Reading passage:

· · ·

In 2001, an epidemic of foot and mouth disease in the UK resulted in the destruction of over six million livestock, restrictions on international trade, and economic costs in excess of £3 billion. Foot and mouth disease is most common in developing areas of the world, such as parts of Asia, Africa and the Middle East, and an outbreak of the disease in animals raised as food resources in such areas can have a devastating effect on economic growth. Research just published reports the results of experiments on genetically engineered pigs that could have broad implications for the control of the disease.
The virus that causes foot and mouth disease (FMD) comes in seven types, each of which requires a specific vaccine for immunization. The Chinese team focused on a protein called VP1 that is variable across all different FMD viruses. VP1 is part of the virus capsid, a three-dimensional array of proteins that is involved in receptor binding and entry into host cells. The researchers looked for the small RNA that was best able to stop the replication of the FMD virus. They then integrated the gene coding for this small RNA into the genome of single pig cells. FMD virus was almost completely inhibited from growing and dividing inside the cells derived from transgenic pigs.

· · ·

What to do:
• a. According to the text on foot and mouth disease, which viral protein did the Chinese team focus on?
• b. Continue the text on genetically engineered pigs and foot and mouth disease from its last sentence.

Data excerpts:

· · ·

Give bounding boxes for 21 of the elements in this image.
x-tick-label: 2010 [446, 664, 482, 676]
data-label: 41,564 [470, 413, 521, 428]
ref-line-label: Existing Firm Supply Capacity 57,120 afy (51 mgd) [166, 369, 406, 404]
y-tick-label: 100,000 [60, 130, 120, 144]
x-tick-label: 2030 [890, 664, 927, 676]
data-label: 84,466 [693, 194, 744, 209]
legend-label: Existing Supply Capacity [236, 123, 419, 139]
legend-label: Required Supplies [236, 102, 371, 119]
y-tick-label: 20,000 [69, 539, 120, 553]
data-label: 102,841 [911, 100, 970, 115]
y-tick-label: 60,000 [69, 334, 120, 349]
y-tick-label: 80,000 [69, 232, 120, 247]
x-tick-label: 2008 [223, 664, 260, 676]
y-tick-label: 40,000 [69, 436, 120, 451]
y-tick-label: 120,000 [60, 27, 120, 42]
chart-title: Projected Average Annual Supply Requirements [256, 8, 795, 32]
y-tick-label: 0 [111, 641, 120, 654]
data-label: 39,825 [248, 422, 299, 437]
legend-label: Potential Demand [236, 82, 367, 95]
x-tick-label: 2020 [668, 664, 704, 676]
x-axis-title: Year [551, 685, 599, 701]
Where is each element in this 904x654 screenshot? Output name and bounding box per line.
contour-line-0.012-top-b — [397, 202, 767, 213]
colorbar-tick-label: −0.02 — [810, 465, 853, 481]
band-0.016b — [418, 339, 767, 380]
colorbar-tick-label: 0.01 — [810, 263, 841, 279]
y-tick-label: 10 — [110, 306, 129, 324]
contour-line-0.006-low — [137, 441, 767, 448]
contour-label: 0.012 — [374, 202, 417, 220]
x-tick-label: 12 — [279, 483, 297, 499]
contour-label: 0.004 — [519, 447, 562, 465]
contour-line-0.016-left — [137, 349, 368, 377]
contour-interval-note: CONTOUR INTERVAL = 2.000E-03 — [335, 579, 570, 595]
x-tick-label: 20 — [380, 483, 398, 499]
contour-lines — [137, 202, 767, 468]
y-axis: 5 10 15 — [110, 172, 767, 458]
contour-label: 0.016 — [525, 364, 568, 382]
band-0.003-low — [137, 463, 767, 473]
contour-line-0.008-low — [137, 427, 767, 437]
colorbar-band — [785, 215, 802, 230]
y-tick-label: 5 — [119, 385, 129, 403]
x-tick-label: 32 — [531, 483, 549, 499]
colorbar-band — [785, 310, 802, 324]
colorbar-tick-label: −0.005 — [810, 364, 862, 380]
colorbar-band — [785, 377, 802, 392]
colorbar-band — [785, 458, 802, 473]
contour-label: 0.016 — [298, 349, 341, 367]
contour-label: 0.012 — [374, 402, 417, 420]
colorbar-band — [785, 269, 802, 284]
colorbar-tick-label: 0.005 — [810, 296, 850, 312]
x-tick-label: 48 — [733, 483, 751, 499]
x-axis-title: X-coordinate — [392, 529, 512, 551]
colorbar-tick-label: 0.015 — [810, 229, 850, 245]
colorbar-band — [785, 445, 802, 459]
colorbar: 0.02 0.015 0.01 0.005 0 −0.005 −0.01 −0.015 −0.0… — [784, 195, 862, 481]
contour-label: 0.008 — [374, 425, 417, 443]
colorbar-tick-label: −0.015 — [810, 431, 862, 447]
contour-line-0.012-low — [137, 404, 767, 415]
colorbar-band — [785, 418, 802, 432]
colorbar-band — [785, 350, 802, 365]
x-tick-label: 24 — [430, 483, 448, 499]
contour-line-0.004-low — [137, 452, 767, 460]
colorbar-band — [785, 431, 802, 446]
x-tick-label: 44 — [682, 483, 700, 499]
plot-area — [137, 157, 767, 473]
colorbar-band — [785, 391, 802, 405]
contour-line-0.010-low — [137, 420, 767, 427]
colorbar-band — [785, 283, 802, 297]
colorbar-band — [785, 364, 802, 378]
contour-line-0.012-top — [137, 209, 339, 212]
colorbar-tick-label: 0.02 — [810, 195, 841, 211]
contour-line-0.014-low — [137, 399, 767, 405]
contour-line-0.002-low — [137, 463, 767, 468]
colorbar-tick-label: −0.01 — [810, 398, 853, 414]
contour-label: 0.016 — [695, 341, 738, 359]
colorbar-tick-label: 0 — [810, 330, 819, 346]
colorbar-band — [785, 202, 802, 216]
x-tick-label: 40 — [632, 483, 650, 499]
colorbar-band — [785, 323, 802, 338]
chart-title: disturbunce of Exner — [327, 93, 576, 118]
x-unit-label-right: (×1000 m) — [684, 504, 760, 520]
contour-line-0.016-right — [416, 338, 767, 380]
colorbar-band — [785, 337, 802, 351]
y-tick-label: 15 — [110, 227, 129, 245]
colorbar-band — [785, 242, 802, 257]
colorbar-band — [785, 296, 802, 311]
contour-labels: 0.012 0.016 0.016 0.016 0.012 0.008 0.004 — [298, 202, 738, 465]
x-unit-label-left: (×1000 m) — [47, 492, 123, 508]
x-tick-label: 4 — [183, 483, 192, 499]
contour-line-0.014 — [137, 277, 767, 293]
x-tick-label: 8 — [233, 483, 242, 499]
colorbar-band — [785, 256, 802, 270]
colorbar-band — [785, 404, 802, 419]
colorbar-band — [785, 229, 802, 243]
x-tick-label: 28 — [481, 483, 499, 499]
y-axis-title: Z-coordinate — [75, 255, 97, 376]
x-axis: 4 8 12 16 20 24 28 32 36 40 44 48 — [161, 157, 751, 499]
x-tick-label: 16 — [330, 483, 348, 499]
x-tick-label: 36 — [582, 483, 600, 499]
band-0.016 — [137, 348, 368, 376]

· · ·

Expected outputs:
• a. VP1, a protein that is variable across all different FMD viruses.

• b.
This work is a proof of concept for the use of RNA interference technology to produce transgenic livestock with increased resistance to virus infection. Although this technology could potentially increase food security, it also faces major challenges since, to date, neither the Food and Drug Administration in the United States nor the European Food Safety Authority have approved genetically engineered animals for human consumption. A global consensus on the regulation of genetically engineered organisms has not been reached and each country adopts policy at a national level. However, the governments in a number of countries – including Argentina, Brazil and China – view transgenic products as a way to resolve food security issues. Such countries have simpler protocols for the approval of transgenic products, which might allow transgenic animals to be approved for human consumption.